[Figure content listings]
^^^^^^^^

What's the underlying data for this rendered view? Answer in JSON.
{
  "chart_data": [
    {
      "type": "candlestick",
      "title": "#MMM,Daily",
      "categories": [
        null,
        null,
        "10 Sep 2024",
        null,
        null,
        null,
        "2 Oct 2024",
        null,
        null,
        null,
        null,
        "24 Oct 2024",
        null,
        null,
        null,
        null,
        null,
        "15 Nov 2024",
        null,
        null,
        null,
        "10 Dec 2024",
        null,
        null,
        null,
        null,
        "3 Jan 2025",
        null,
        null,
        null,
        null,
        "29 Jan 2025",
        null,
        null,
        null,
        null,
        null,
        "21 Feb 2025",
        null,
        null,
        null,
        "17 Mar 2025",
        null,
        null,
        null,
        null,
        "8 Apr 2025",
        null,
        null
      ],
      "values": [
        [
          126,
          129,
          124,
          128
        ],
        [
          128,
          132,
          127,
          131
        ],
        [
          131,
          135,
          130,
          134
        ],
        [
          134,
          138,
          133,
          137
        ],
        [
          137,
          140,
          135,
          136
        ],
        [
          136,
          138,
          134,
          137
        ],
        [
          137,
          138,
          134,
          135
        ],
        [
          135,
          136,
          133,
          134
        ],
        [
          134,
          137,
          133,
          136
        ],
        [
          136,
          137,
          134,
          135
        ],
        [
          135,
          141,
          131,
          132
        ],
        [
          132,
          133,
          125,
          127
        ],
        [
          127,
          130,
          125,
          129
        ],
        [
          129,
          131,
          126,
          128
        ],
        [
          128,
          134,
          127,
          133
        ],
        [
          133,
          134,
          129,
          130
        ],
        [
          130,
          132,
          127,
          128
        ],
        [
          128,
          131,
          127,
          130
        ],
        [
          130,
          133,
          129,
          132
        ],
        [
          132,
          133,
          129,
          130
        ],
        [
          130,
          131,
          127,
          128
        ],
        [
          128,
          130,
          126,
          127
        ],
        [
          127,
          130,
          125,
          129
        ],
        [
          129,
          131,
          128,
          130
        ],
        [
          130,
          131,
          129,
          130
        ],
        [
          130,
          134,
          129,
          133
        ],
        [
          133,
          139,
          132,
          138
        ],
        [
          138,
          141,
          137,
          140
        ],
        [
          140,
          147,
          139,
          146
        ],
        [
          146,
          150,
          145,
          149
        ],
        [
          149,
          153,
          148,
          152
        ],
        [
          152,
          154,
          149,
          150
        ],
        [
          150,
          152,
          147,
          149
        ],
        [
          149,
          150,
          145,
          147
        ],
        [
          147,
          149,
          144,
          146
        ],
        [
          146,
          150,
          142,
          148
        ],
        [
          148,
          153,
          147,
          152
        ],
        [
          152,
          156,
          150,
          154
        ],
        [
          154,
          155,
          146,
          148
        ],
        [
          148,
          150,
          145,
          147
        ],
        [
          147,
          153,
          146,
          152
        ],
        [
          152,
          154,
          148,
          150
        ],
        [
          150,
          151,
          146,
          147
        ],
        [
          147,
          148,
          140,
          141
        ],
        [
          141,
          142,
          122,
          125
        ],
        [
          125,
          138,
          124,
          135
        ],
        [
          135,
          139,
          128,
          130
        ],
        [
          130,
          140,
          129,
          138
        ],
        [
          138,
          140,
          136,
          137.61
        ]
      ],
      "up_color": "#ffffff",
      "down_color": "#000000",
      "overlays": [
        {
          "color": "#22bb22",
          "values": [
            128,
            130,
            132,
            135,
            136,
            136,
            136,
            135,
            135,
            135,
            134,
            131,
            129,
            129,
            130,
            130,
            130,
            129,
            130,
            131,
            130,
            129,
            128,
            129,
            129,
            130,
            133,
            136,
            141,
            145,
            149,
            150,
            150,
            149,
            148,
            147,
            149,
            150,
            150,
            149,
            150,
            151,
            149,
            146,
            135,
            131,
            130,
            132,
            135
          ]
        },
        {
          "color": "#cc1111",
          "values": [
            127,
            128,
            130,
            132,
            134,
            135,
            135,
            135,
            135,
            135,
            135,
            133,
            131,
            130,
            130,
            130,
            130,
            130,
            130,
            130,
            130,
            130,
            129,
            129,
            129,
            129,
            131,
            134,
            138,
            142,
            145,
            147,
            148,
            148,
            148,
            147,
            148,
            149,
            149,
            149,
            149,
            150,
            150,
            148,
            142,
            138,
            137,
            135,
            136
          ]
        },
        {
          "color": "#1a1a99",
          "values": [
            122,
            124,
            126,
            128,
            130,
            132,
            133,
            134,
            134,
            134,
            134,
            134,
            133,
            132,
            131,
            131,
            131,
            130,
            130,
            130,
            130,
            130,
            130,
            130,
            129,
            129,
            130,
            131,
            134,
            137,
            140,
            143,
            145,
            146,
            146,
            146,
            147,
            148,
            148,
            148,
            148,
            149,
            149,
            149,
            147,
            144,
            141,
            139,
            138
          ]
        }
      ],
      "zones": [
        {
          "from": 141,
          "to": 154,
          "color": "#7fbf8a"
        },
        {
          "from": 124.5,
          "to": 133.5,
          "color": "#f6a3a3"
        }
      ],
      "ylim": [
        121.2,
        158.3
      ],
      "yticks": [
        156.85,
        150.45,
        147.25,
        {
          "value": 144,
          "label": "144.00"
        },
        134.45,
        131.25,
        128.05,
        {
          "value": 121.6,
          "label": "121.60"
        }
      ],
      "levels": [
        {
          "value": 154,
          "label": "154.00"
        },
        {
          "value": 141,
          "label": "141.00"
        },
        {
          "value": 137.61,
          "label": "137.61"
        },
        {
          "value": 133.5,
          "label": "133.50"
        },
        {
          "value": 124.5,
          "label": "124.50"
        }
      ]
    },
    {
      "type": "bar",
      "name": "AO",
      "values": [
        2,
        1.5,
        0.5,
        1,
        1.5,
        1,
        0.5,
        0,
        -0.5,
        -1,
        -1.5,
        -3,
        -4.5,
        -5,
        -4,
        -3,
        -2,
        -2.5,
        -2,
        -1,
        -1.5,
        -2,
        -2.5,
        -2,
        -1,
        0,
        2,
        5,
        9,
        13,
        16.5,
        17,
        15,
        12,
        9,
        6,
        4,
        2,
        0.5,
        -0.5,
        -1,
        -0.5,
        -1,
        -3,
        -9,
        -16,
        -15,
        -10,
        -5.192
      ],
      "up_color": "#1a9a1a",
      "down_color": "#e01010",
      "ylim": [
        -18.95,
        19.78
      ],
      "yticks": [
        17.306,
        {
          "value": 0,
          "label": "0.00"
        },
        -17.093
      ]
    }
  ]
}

^^^^^^^^

**TASK TO CARRY OUT:**
Produce an exact copy of all the records.

**TASK ANSWER:**
What's the underlying data for this rendered view? Answer in JSON.
{
  "chart_data": [
    {
      "type": "candlestick",
      "title": "#MMM,Daily",
      "categories": [
        null,
        null,
        "10 Sep 2024",
        null,
        null,
        null,
        "2 Oct 2024",
        null,
        null,
        null,
        null,
        "24 Oct 2024",
        null,
        null,
        null,
        null,
        null,
        "15 Nov 2024",
        null,
        null,
        null,
        "10 Dec 2024",
        null,
        null,
        null,
        null,
        "3 Jan 2025",
        null,
        null,
        null,
        null,
        "29 Jan 2025",
        null,
        null,
        null,
        null,
        null,
        "21 Feb 2025",
        null,
        null,
        null,
        "17 Mar 2025",
        null,
        null,
        null,
        null,
        "8 Apr 2025",
        null,
        null
      ],
      "values": [
        [
          126,
          129,
          124,
          128
        ],
        [
          128,
          132,
          127,
          131
        ],
        [
          131,
          135,
          130,
          134
        ],
        [
          134,
          138,
          133,
          137
        ],
        [
          137,
          140,
          135,
          136
        ],
        [
          136,
          138,
          134,
          137
        ],
        [
          137,
          138,
          134,
          135
        ],
        [
          135,
          136,
          133,
          134
        ],
        [
          134,
          137,
          133,
          136
        ],
        [
          136,
          137,
          134,
          135
        ],
        [
          135,
          141,
          131,
          132
        ],
        [
          132,
          133,
          125,
          127
        ],
        [
          127,
          130,
          125,
          129
        ],
        [
          129,
          131,
          126,
          128
        ],
        [
          128,
          134,
          127,
          133
        ],
        [
          133,
          134,
          129,
          130
        ],
        [
          130,
          132,
          127,
          128
        ],
        [
          128,
          131,
          127,
          130
        ],
        [
          130,
          133,
          129,
          132
        ],
        [
          132,
          133,
          129,
          130
        ],
        [
          130,
          131,
          127,
          128
        ],
        [
          128,
          130,
          126,
          127
        ],
        [
          127,
          130,
          125,
          129
        ],
        [
          129,
          131,
          128,
          130
        ],
        [
          130,
          131,
          129,
          130
        ],
        [
          130,
          134,
          129,
          133
        ],
        [
          133,
          139,
          132,
          138
        ],
        [
          138,
          141,
          137,
          140
        ],
        [
          140,
          147,
          139,
          146
        ],
        [
          146,
          150,
          145,
          149
        ],
        [
          149,
          153,
          148,
          152
        ],
        [
          152,
          154,
          149,
          150
        ],
        [
          150,
          152,
          147,
          149
        ],
        [
          149,
          150,
          145,
          147
        ],
        [
          147,
          149,
          144,
          146
        ],
        [
          146,
          150,
          142,
          148
        ],
        [
          148,
          153,
          147,
          152
        ],
        [
          152,
          156,
          150,
          154
        ],
        [
          154,
          155,
          146,
          148
        ],
        [
          148,
          150,
          145,
          147
        ],
        [
          147,
          153,
          146,
          152
        ],
        [
          152,
          154,
          148,
          150
        ],
        [
          150,
          151,
          146,
          147
        ],
        [
          147,
          148,
          140,
          141
        ],
        [
          141,
          142,
          122,
          125
        ],
        [
          125,
          138,
          124,
          135
        ],
        [
          135,
          139,
          128,
          130
        ],
        [
          130,
          140,
          129,
          138
        ],
        [
          138,
          140,
          136,
          137.61
        ]
      ],
      "up_color": "#ffffff",
      "down_color": "#000000",
      "overlays": [
        {
          "color": "#22bb22",
          "values": [
            128,
            130,
            132,
            135,
            136,
            136,
            136,
            135,
            135,
            135,
            134,
            131,
            129,
            129,
            130,
            130,
            130,
            129,
            130,
            131,
            130,
            129,
            128,
            129,
            129,
            130,
            133,
            136,
            141,
            145,
            149,
            150,
            150,
            149,
            148,
            147,
            149,
            150,
            150,
            149,
            150,
            151,
            149,
            146,
            135,
            131,
            130,
            132,
            135
          ]
        },
        {
          "color": "#cc1111",
          "values": [
            127,
            128,
            130,
            132,
            134,
            135,
            135,
            135,
            135,
            135,
            135,
            133,
            131,
            130,
            130,
            130,
            130,
            130,
            130,
            130,
            130,
            130,
            129,
            129,
            129,
            129,
            131,
            134,
            138,
            142,
            145,
            147,
            148,
            148,
            148,
            147,
            148,
            149,
            149,
            149,
            149,
            150,
            150,
            148,
            142,
            138,
            137,
            135,
            136
          ]
        },
        {
          "color": "#1a1a99",
          "values": [
            122,
            124,
            126,
            128,
            130,
            132,
            133,
            134,
            134,
            134,
            134,
            134,
            133,
            132,
            131,
            131,
            131,
            130,
            130,
            130,
            130,
            130,
            130,
            130,
            129,
            129,
            130,
            131,
            134,
            137,
            140,
            143,
            145,
            146,
            146,
            146,
            147,
            148,
            148,
            148,
            148,
            149,
            149,
            149,
            147,
            144,
            141,
            139,
            138
          ]
        }
      ],
      "zones": [
        {
          "from": 141,
          "to": 154,
          "color": "#7fbf8a"
        },
        {
          "from": 124.5,
          "to": 133.5,
          "color": "#f6a3a3"
        }
      ],
      "ylim": [
        121.2,
        158.3
      ],
      "yticks": [
        156.85,
        150.45,
        147.25,
        {
          "value": 144,
          "label": "144.00"
        },
        134.45,
        131.25,
        128.05,
        {
          "value": 121.6,
          "label": "121.60"
        }
      ],
      "levels": [
        {
          "value": 154,
          "label": "154.00"
        },
        {
          "value": 141,
          "label": "141.00"
        },
        {
          "value": 137.61,
          "label": "137.61"
        },
        {
          "value": 133.5,
          "label": "133.50"
        },
        {
          "value": 124.5,
          "label": "124.50"
        }
      ]
    },
    {
      "type": "bar",
      "name": "AO",
      "values": [
        2,
        1.5,
        0.5,
        1,
        1.5,
        1,
        0.5,
        0,
        -0.5,
        -1,
        -1.5,
        -3,
        -4.5,
        -5,
        -4,
        -3,
        -2,
        -2.5,
        -2,
        -1,
        -1.5,
        -2,
        -2.5,
        -2,
        -1,
        0,
        2,
        5,
        9,
        13,
        16.5,
        17,
        15,
        12,
        9,
        6,
        4,
        2,
        0.5,
        -0.5,
        -1,
        -0.5,
        -1,
        -3,
        -9,
        -16,
        -15,
        -10,
        -5.192
      ],
      "up_color": "#1a9a1a",
      "down_color": "#e01010",
      "ylim": [
        -18.95,
        19.78
      ],
      "yticks": [
        17.306,
        {
          "value": 0,
          "label": "0.00"
        },
        -17.093
      ]
    }
  ]
}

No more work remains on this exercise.